#### Items
______
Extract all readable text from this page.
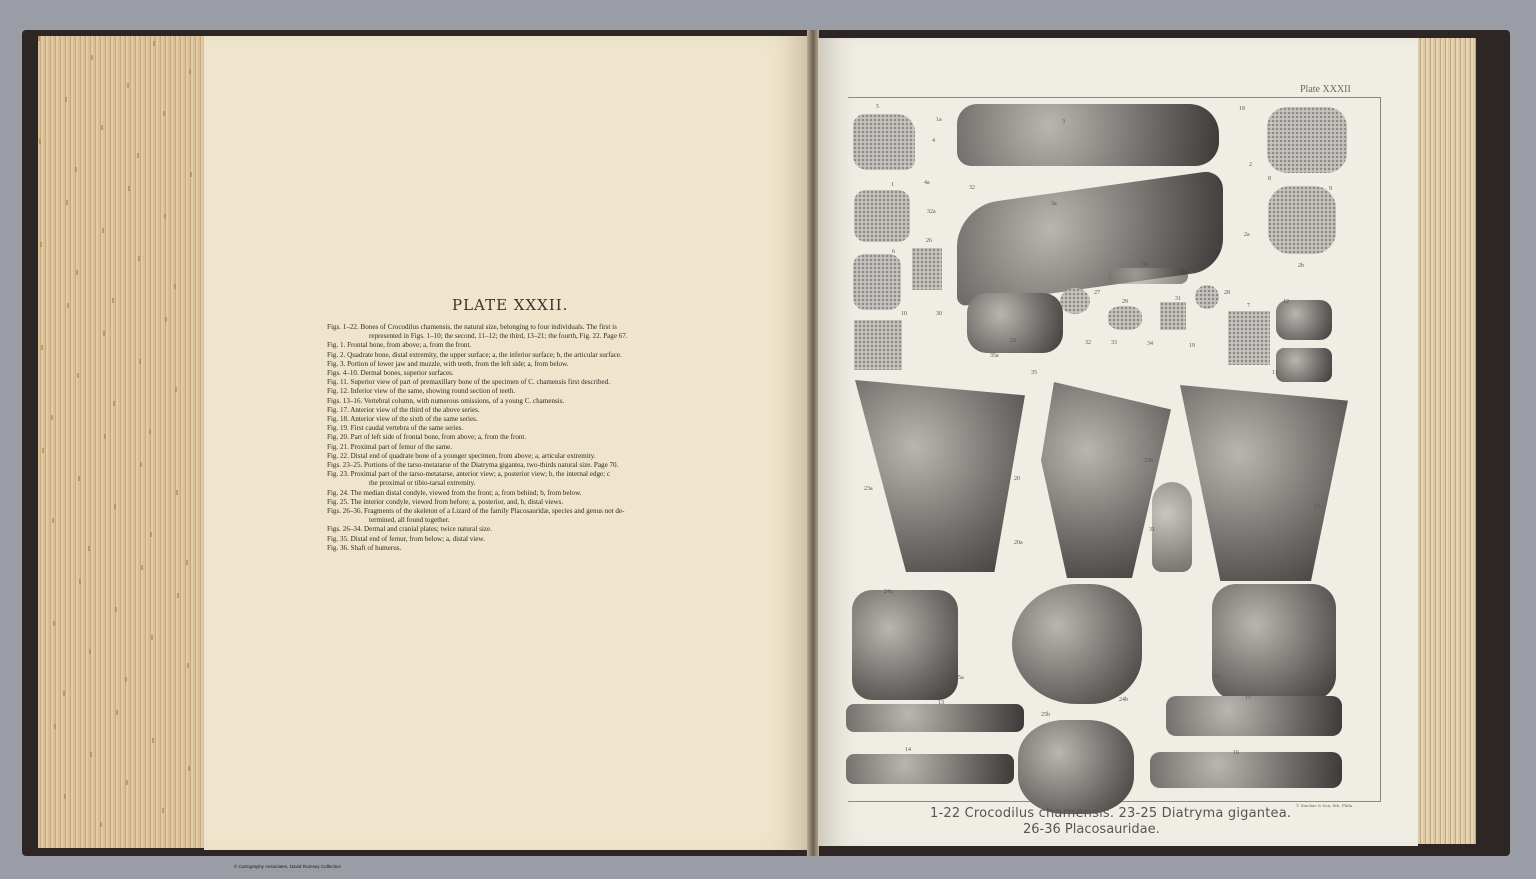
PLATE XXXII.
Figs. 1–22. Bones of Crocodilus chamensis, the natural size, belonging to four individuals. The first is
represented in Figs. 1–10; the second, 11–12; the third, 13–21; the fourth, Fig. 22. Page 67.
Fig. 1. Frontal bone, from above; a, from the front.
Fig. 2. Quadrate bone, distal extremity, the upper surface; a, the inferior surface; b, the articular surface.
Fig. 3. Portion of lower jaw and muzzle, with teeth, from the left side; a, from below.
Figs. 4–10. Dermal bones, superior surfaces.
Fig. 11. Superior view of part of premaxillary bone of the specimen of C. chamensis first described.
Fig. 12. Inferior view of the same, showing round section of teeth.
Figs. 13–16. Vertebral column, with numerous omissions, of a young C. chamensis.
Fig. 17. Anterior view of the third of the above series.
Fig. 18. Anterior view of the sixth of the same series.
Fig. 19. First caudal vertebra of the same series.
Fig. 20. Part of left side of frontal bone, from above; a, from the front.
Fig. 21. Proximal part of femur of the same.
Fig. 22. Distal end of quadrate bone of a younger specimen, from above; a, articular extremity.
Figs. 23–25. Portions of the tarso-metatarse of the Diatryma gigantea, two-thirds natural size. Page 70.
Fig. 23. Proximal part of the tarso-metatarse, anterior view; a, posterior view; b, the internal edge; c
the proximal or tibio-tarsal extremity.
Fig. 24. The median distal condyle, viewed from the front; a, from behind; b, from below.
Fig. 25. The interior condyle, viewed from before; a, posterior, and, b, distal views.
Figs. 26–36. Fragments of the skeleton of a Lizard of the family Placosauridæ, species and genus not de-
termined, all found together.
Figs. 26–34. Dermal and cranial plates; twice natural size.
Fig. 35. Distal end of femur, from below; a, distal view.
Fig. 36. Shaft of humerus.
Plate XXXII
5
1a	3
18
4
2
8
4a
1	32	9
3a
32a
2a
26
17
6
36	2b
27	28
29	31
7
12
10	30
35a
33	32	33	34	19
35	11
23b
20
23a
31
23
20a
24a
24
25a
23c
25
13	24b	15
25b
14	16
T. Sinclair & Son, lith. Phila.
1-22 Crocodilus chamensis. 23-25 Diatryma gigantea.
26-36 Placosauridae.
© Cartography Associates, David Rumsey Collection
______
#### Instruction
Transcribe every entry word for word, but omit the pictures.

#### Task output
Extract all readable text from this page.
PLATE XXXII.
Figs. 1–22. Bones of Crocodilus chamensis, the natural size, belonging to four individuals. The first is
represented in Figs. 1–10; the second, 11–12; the third, 13–21; the fourth, Fig. 22. Page 67.
Fig. 1. Frontal bone, from above; a, from the front.
Fig. 2. Quadrate bone, distal extremity, the upper surface; a, the inferior surface; b, the articular surface.
Fig. 3. Portion of lower jaw and muzzle, with teeth, from the left side; a, from below.
Figs. 4–10. Dermal bones, superior surfaces.
Fig. 11. Superior view of part of premaxillary bone of the specimen of C. chamensis first described.
Fig. 12. Inferior view of the same, showing round section of teeth.
Figs. 13–16. Vertebral column, with numerous omissions, of a young C. chamensis.
Fig. 17. Anterior view of the third of the above series.
Fig. 18. Anterior view of the sixth of the same series.
Fig. 19. First caudal vertebra of the same series.
Fig. 20. Part of left side of frontal bone, from above; a, from the front.
Fig. 21. Proximal part of femur of the same.
Fig. 22. Distal end of quadrate bone of a younger specimen, from above; a, articular extremity.
Figs. 23–25. Portions of the tarso-metatarse of the Diatryma gigantea, two-thirds natural size. Page 70.
Fig. 23. Proximal part of the tarso-metatarse, anterior view; a, posterior view; b, the internal edge; c
the proximal or tibio-tarsal extremity.
Fig. 24. The median distal condyle, viewed from the front; a, from behind; b, from below.
Fig. 25. The interior condyle, viewed from before; a, posterior, and, b, distal views.
Figs. 26–36. Fragments of the skeleton of a Lizard of the family Placosauridæ, species and genus not de-
termined, all found together.
Figs. 26–34. Dermal and cranial plates; twice natural size.
Fig. 35. Distal end of femur, from below; a, distal view.
Fig. 36. Shaft of humerus.
Plate XXXII
5
1a	3
18
4
2
8
4a
1	32	9
3a
32a
2a
26
17
6
36	2b
27	28
29	31
7
12
10	30
35a
33	32	33	34	19
35	11
23b
20
23a
31
23
20a
24a
24
25a
23c
25
13	24b	15
25b
14	16
T. Sinclair & Son, lith. Phila.
1-22 Crocodilus chamensis. 23-25 Diatryma gigantea.
26-36 Placosauridae.
© Cartography Associates, David Rumsey Collection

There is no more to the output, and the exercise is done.